Short exercise
State how many lines of the records contain the string "Hispanics". Give the number alone.

Recorded data
┌──

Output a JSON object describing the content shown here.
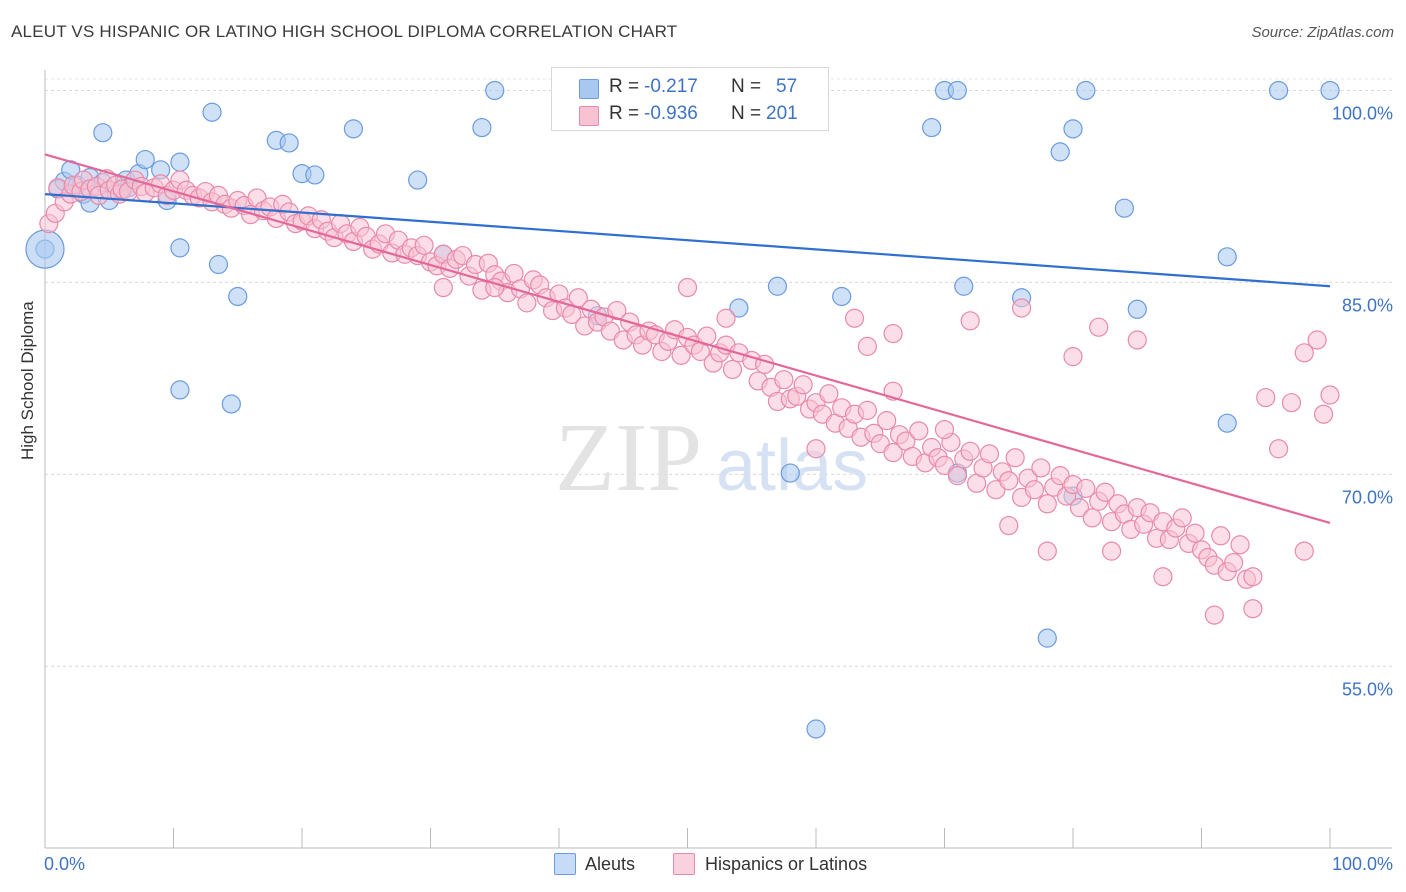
{
  "header": {
    "title": "ALEUT VS HISPANIC OR LATINO HIGH SCHOOL DIPLOMA CORRELATION CHART",
    "source": "Source: ZipAtlas.com"
  },
  "watermark": {
    "part1": "ZIP",
    "part2": "atlas"
  },
  "legend": {
    "r_label": "R =",
    "n_label": "N =",
    "rows": [
      {
        "r": "-0.217",
        "n": "57",
        "color": "#a8c8f0",
        "stroke": "#6b9be0"
      },
      {
        "r": "-0.936",
        "n": "201",
        "color": "#f7c3d3",
        "stroke": "#e98aaa"
      }
    ]
  },
  "bottom_legend": [
    {
      "label": "Aleuts",
      "color": "#a8c8f0",
      "stroke": "#6b9be0"
    },
    {
      "label": "Hispanics or Latinos",
      "color": "#f7c3d3",
      "stroke": "#e98aaa"
    }
  ],
  "chart_data": {
    "type": "scatter",
    "title": "ALEUT VS HISPANIC OR LATINO HIGH SCHOOL DIPLOMA CORRELATION CHART",
    "xlabel": "",
    "ylabel": "High School Diploma",
    "xlim": [
      0,
      100
    ],
    "ylim": [
      40.8,
      101.6
    ],
    "x_tick_labels": [
      "0.0%",
      "100.0%"
    ],
    "y_ticks": [
      55.0,
      70.0,
      85.0,
      100.0
    ],
    "y_tick_labels": [
      "55.0%",
      "70.0%",
      "85.0%",
      "100.0%"
    ],
    "grid": true,
    "series": [
      {
        "name": "Aleuts",
        "color": "#6b9be0",
        "fill": "#a8c8f0",
        "trend": {
          "x": [
            0,
            100
          ],
          "y": [
            91.9,
            84.7
          ],
          "color": "#2f6fcf"
        },
        "points": [
          [
            0,
            87.6
          ],
          [
            1,
            92.3
          ],
          [
            1.5,
            92.9
          ],
          [
            2,
            93.8
          ],
          [
            2.5,
            92.6
          ],
          [
            3,
            91.9
          ],
          [
            3.5,
            93.2
          ],
          [
            3.5,
            91.2
          ],
          [
            4.5,
            92.8
          ],
          [
            5,
            91.4
          ],
          [
            4.5,
            96.7
          ],
          [
            6,
            92.2
          ],
          [
            6.3,
            93.0
          ],
          [
            6.5,
            92.4
          ],
          [
            7.3,
            93.5
          ],
          [
            7.8,
            94.6
          ],
          [
            9,
            93.8
          ],
          [
            9.5,
            91.4
          ],
          [
            10.5,
            94.4
          ],
          [
            10.5,
            87.7
          ],
          [
            10.5,
            76.6
          ],
          [
            13,
            98.3
          ],
          [
            13.5,
            86.4
          ],
          [
            14.5,
            75.5
          ],
          [
            15,
            83.9
          ],
          [
            18,
            96.1
          ],
          [
            19,
            95.9
          ],
          [
            20,
            93.5
          ],
          [
            21,
            93.4
          ],
          [
            24,
            97.0
          ],
          [
            29,
            93.0
          ],
          [
            31,
            87.2
          ],
          [
            34,
            97.1
          ],
          [
            35,
            100.0
          ],
          [
            43,
            82.4
          ],
          [
            47,
            100.0
          ],
          [
            54,
            83.0
          ],
          [
            56,
            100.0
          ],
          [
            57,
            84.7
          ],
          [
            58,
            70.1
          ],
          [
            60,
            50.1
          ],
          [
            62,
            83.9
          ],
          [
            69,
            97.1
          ],
          [
            70,
            100.0
          ],
          [
            71,
            100.0
          ],
          [
            71,
            70.1
          ],
          [
            71.5,
            84.7
          ],
          [
            76,
            83.8
          ],
          [
            78,
            57.2
          ],
          [
            79,
            95.2
          ],
          [
            80,
            97.0
          ],
          [
            80,
            68.3
          ],
          [
            81,
            100.0
          ],
          [
            84,
            90.8
          ],
          [
            85,
            82.9
          ],
          [
            92,
            74.0
          ],
          [
            92,
            87.0
          ],
          [
            96,
            100.0
          ],
          [
            100,
            100.0
          ]
        ]
      },
      {
        "name": "Hispanics or Latinos",
        "color": "#e98aaa",
        "fill": "#f7c3d3",
        "trend": {
          "x": [
            0,
            100
          ],
          "y": [
            95.0,
            66.2
          ],
          "color": "#e4679a"
        },
        "points": [
          [
            0.3,
            89.6
          ],
          [
            0.8,
            90.4
          ],
          [
            1,
            92.4
          ],
          [
            1.5,
            91.3
          ],
          [
            2,
            91.9
          ],
          [
            2.2,
            92.6
          ],
          [
            2.8,
            92.1
          ],
          [
            3,
            93.0
          ],
          [
            3.5,
            92.3
          ],
          [
            4,
            92.5
          ],
          [
            4.2,
            91.8
          ],
          [
            4.8,
            93.1
          ],
          [
            5,
            92.2
          ],
          [
            5.5,
            92.6
          ],
          [
            5.8,
            91.9
          ],
          [
            6,
            92.3
          ],
          [
            6.5,
            92.1
          ],
          [
            7,
            93.0
          ],
          [
            7.5,
            92.5
          ],
          [
            7.8,
            92.0
          ],
          [
            8.5,
            92.4
          ],
          [
            9,
            92.7
          ],
          [
            9.5,
            91.8
          ],
          [
            10,
            92.2
          ],
          [
            10.5,
            93.0
          ],
          [
            11,
            92.2
          ],
          [
            11.5,
            91.8
          ],
          [
            12,
            91.6
          ],
          [
            12.5,
            92.1
          ],
          [
            13,
            91.3
          ],
          [
            13.5,
            91.8
          ],
          [
            14,
            91.1
          ],
          [
            14.5,
            90.8
          ],
          [
            15,
            91.4
          ],
          [
            15.5,
            91.0
          ],
          [
            16,
            90.3
          ],
          [
            16.5,
            91.6
          ],
          [
            17,
            90.6
          ],
          [
            17.5,
            90.9
          ],
          [
            18,
            90.0
          ],
          [
            18.5,
            91.1
          ],
          [
            19,
            90.5
          ],
          [
            19.5,
            89.6
          ],
          [
            20,
            89.8
          ],
          [
            20.5,
            90.2
          ],
          [
            21,
            89.2
          ],
          [
            21.5,
            89.9
          ],
          [
            22,
            89.0
          ],
          [
            22.5,
            88.5
          ],
          [
            23,
            89.6
          ],
          [
            23.5,
            88.8
          ],
          [
            24,
            88.2
          ],
          [
            24.5,
            89.3
          ],
          [
            25,
            88.6
          ],
          [
            25.5,
            87.6
          ],
          [
            26,
            88.0
          ],
          [
            26.5,
            88.8
          ],
          [
            27,
            87.3
          ],
          [
            27.5,
            88.3
          ],
          [
            28,
            87.2
          ],
          [
            28.5,
            87.7
          ],
          [
            29,
            87.1
          ],
          [
            29.5,
            87.9
          ],
          [
            30,
            86.6
          ],
          [
            30.5,
            86.3
          ],
          [
            31,
            87.2
          ],
          [
            31.5,
            86.1
          ],
          [
            32,
            86.8
          ],
          [
            32.5,
            87.1
          ],
          [
            33,
            85.5
          ],
          [
            33.5,
            86.4
          ],
          [
            34,
            84.4
          ],
          [
            34.5,
            86.5
          ],
          [
            35,
            85.6
          ],
          [
            35.5,
            85.1
          ],
          [
            36,
            84.2
          ],
          [
            36.5,
            85.7
          ],
          [
            37,
            84.5
          ],
          [
            37.5,
            83.4
          ],
          [
            38,
            85.2
          ],
          [
            38.5,
            84.8
          ],
          [
            39,
            83.8
          ],
          [
            39.5,
            82.8
          ],
          [
            40,
            84.1
          ],
          [
            40.5,
            83.0
          ],
          [
            41,
            82.5
          ],
          [
            41.5,
            83.8
          ],
          [
            42,
            81.6
          ],
          [
            42.5,
            82.9
          ],
          [
            43,
            81.9
          ],
          [
            43.5,
            82.3
          ],
          [
            44,
            81.2
          ],
          [
            44.5,
            82.8
          ],
          [
            45,
            80.5
          ],
          [
            45.5,
            81.9
          ],
          [
            46,
            80.9
          ],
          [
            46.5,
            80.1
          ],
          [
            47,
            81.2
          ],
          [
            47.5,
            80.9
          ],
          [
            48,
            79.6
          ],
          [
            48.5,
            80.4
          ],
          [
            49,
            81.3
          ],
          [
            49.5,
            79.3
          ],
          [
            50,
            80.7
          ],
          [
            50.5,
            80.1
          ],
          [
            51,
            79.6
          ],
          [
            51.5,
            80.8
          ],
          [
            52,
            78.7
          ],
          [
            52.5,
            79.5
          ],
          [
            53,
            80.1
          ],
          [
            53.5,
            78.2
          ],
          [
            54,
            79.5
          ],
          [
            55,
            78.9
          ],
          [
            55.5,
            77.3
          ],
          [
            56,
            78.6
          ],
          [
            56.5,
            76.8
          ],
          [
            57,
            75.7
          ],
          [
            57.5,
            77.4
          ],
          [
            58,
            75.9
          ],
          [
            58.5,
            76.1
          ],
          [
            59,
            77.0
          ],
          [
            59.5,
            75.1
          ],
          [
            60,
            75.6
          ],
          [
            60.5,
            74.7
          ],
          [
            61,
            76.3
          ],
          [
            61.5,
            74.0
          ],
          [
            62,
            75.2
          ],
          [
            62.5,
            73.6
          ],
          [
            63,
            74.7
          ],
          [
            63.5,
            72.9
          ],
          [
            64,
            75.0
          ],
          [
            64.5,
            73.2
          ],
          [
            65,
            72.4
          ],
          [
            65.5,
            74.2
          ],
          [
            66,
            71.7
          ],
          [
            66.5,
            73.1
          ],
          [
            67,
            72.6
          ],
          [
            67.5,
            71.4
          ],
          [
            68,
            73.4
          ],
          [
            68.5,
            70.9
          ],
          [
            69,
            72.1
          ],
          [
            69.5,
            71.3
          ],
          [
            70,
            70.7
          ],
          [
            70.5,
            72.5
          ],
          [
            71,
            69.9
          ],
          [
            71.5,
            71.2
          ],
          [
            72,
            71.8
          ],
          [
            72.5,
            69.3
          ],
          [
            73,
            70.5
          ],
          [
            73.5,
            71.6
          ],
          [
            74,
            68.8
          ],
          [
            74.5,
            70.2
          ],
          [
            75,
            69.5
          ],
          [
            75.5,
            71.3
          ],
          [
            76,
            68.2
          ],
          [
            76.5,
            69.7
          ],
          [
            77,
            68.8
          ],
          [
            77.5,
            70.5
          ],
          [
            78,
            67.7
          ],
          [
            78.5,
            69.0
          ],
          [
            79,
            69.9
          ],
          [
            79.5,
            68.3
          ],
          [
            80,
            69.2
          ],
          [
            80.5,
            67.4
          ],
          [
            81,
            68.9
          ],
          [
            81.5,
            66.6
          ],
          [
            82,
            67.9
          ],
          [
            82.5,
            68.6
          ],
          [
            83,
            66.3
          ],
          [
            83.5,
            67.7
          ],
          [
            84,
            66.9
          ],
          [
            84.5,
            65.7
          ],
          [
            85,
            67.4
          ],
          [
            85.5,
            66.1
          ],
          [
            86,
            67.0
          ],
          [
            86.5,
            65.0
          ],
          [
            87,
            66.3
          ],
          [
            87.5,
            64.9
          ],
          [
            88,
            65.8
          ],
          [
            88.5,
            66.6
          ],
          [
            89,
            64.6
          ],
          [
            89.5,
            65.4
          ],
          [
            90,
            64.1
          ],
          [
            90.5,
            63.5
          ],
          [
            91,
            62.9
          ],
          [
            91.5,
            65.2
          ],
          [
            92,
            62.4
          ],
          [
            92.5,
            63.1
          ],
          [
            93,
            64.5
          ],
          [
            93.5,
            61.8
          ],
          [
            31,
            84.6
          ],
          [
            35,
            84.6
          ],
          [
            50,
            84.6
          ],
          [
            53,
            82.2
          ],
          [
            63,
            82.2
          ],
          [
            64,
            80.0
          ],
          [
            66,
            81.0
          ],
          [
            72,
            82.0
          ],
          [
            76,
            83.0
          ],
          [
            80,
            79.2
          ],
          [
            82,
            81.5
          ],
          [
            85,
            80.5
          ],
          [
            95,
            76.0
          ],
          [
            96,
            72.0
          ],
          [
            97,
            75.6
          ],
          [
            98,
            79.5
          ],
          [
            99,
            80.5
          ],
          [
            100,
            76.2
          ],
          [
            99.5,
            74.7
          ],
          [
            94,
            59.5
          ],
          [
            60,
            72.0
          ],
          [
            66,
            76.5
          ],
          [
            70,
            73.5
          ],
          [
            75,
            66.0
          ],
          [
            78,
            64.0
          ],
          [
            83,
            64.0
          ],
          [
            87,
            62.0
          ],
          [
            91,
            59.0
          ],
          [
            94,
            62.0
          ],
          [
            98,
            64.0
          ]
        ]
      }
    ]
  }
}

└──

Exercise output
2